[begin Data entries]

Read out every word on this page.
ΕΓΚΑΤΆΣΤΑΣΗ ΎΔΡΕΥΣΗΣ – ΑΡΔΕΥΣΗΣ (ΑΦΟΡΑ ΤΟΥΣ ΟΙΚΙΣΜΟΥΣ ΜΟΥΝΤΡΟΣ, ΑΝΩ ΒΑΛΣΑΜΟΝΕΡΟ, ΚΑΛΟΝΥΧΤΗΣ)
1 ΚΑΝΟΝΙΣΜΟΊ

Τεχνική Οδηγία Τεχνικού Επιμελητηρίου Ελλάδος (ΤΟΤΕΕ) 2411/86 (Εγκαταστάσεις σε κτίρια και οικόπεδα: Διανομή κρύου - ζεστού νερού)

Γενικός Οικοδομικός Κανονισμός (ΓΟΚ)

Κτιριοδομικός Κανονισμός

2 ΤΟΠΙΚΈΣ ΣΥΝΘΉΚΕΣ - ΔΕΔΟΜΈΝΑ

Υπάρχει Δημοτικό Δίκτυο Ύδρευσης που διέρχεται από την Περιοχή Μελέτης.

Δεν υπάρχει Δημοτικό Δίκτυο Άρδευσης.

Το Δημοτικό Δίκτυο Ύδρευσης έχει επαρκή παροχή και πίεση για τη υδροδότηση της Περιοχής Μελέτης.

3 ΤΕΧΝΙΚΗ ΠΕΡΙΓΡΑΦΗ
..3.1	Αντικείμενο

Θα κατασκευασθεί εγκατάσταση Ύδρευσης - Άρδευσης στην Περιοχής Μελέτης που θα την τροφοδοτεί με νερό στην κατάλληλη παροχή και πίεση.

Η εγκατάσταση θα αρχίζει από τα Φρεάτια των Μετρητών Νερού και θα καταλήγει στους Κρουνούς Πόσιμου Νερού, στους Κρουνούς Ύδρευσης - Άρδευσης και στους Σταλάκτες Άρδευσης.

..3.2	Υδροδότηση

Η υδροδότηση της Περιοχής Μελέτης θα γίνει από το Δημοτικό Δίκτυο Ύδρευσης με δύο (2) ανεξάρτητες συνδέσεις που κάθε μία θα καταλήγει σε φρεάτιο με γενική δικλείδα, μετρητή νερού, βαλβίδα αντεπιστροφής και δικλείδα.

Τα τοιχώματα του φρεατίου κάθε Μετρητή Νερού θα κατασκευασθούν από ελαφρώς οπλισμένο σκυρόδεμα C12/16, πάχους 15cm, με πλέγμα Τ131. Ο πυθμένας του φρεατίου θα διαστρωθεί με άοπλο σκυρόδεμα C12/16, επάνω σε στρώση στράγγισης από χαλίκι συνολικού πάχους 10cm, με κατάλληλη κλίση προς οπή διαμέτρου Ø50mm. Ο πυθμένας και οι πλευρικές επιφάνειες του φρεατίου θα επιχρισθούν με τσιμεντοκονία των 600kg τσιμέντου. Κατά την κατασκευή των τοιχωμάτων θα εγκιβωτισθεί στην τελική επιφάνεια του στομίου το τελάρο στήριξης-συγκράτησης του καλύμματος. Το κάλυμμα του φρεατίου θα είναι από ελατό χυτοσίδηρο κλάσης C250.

[end Data entries]

- Directive -
Every entry above needs to be quoted exactly.

- Answer for the task -
Read out every word on this page.
ΕΓΚΑΤΆΣΤΑΣΗ ΎΔΡΕΥΣΗΣ – ΑΡΔΕΥΣΗΣ (ΑΦΟΡΑ ΤΟΥΣ ΟΙΚΙΣΜΟΥΣ ΜΟΥΝΤΡΟΣ, ΑΝΩ ΒΑΛΣΑΜΟΝΕΡΟ, ΚΑΛΟΝΥΧΤΗΣ)
1 ΚΑΝΟΝΙΣΜΟΊ

Τεχνική Οδηγία Τεχνικού Επιμελητηρίου Ελλάδος (ΤΟΤΕΕ) 2411/86 (Εγκαταστάσεις σε κτίρια και οικόπεδα: Διανομή κρύου - ζεστού νερού)

Γενικός Οικοδομικός Κανονισμός (ΓΟΚ)

Κτιριοδομικός Κανονισμός

2 ΤΟΠΙΚΈΣ ΣΥΝΘΉΚΕΣ - ΔΕΔΟΜΈΝΑ

Υπάρχει Δημοτικό Δίκτυο Ύδρευσης που διέρχεται από την Περιοχή Μελέτης.

Δεν υπάρχει Δημοτικό Δίκτυο Άρδευσης.

Το Δημοτικό Δίκτυο Ύδρευσης έχει επαρκή παροχή και πίεση για τη υδροδότηση της Περιοχής Μελέτης.

3 ΤΕΧΝΙΚΗ ΠΕΡΙΓΡΑΦΗ
..3.1	Αντικείμενο

Θα κατασκευασθεί εγκατάσταση Ύδρευσης - Άρδευσης στην Περιοχής Μελέτης που θα την τροφοδοτεί με νερό στην κατάλληλη παροχή και πίεση.

Η εγκατάσταση θα αρχίζει από τα Φρεάτια των Μετρητών Νερού και θα καταλήγει στους Κρουνούς Πόσιμου Νερού, στους Κρουνούς Ύδρευσης - Άρδευσης και στους Σταλάκτες Άρδευσης.

..3.2	Υδροδότηση

Η υδροδότηση της Περιοχής Μελέτης θα γίνει από το Δημοτικό Δίκτυο Ύδρευσης με δύο (2) ανεξάρτητες συνδέσεις που κάθε μία θα καταλήγει σε φρεάτιο με γενική δικλείδα, μετρητή νερού, βαλβίδα αντεπιστροφής και δικλείδα.

Τα τοιχώματα του φρεατίου κάθε Μετρητή Νερού θα κατασκευασθούν από ελαφρώς οπλισμένο σκυρόδεμα C12/16, πάχους 15cm, με πλέγμα Τ131. Ο πυθμένας του φρεατίου θα διαστρωθεί με άοπλο σκυρόδεμα C12/16, επάνω σε στρώση στράγγισης από χαλίκι συνολικού πάχους 10cm, με κατάλληλη κλίση προς οπή διαμέτρου Ø50mm. Ο πυθμένας και οι πλευρικές επιφάνειες του φρεατίου θα επιχρισθούν με τσιμεντοκονία των 600kg τσιμέντου. Κατά την κατασκευή των τοιχωμάτων θα εγκιβωτισθεί στην τελική επιφάνεια του στομίου το τελάρο στήριξης-συγκράτησης του καλύμματος. Το κάλυμμα του φρεατίου θα είναι από ελατό χυτοσίδηρο κλάσης C250.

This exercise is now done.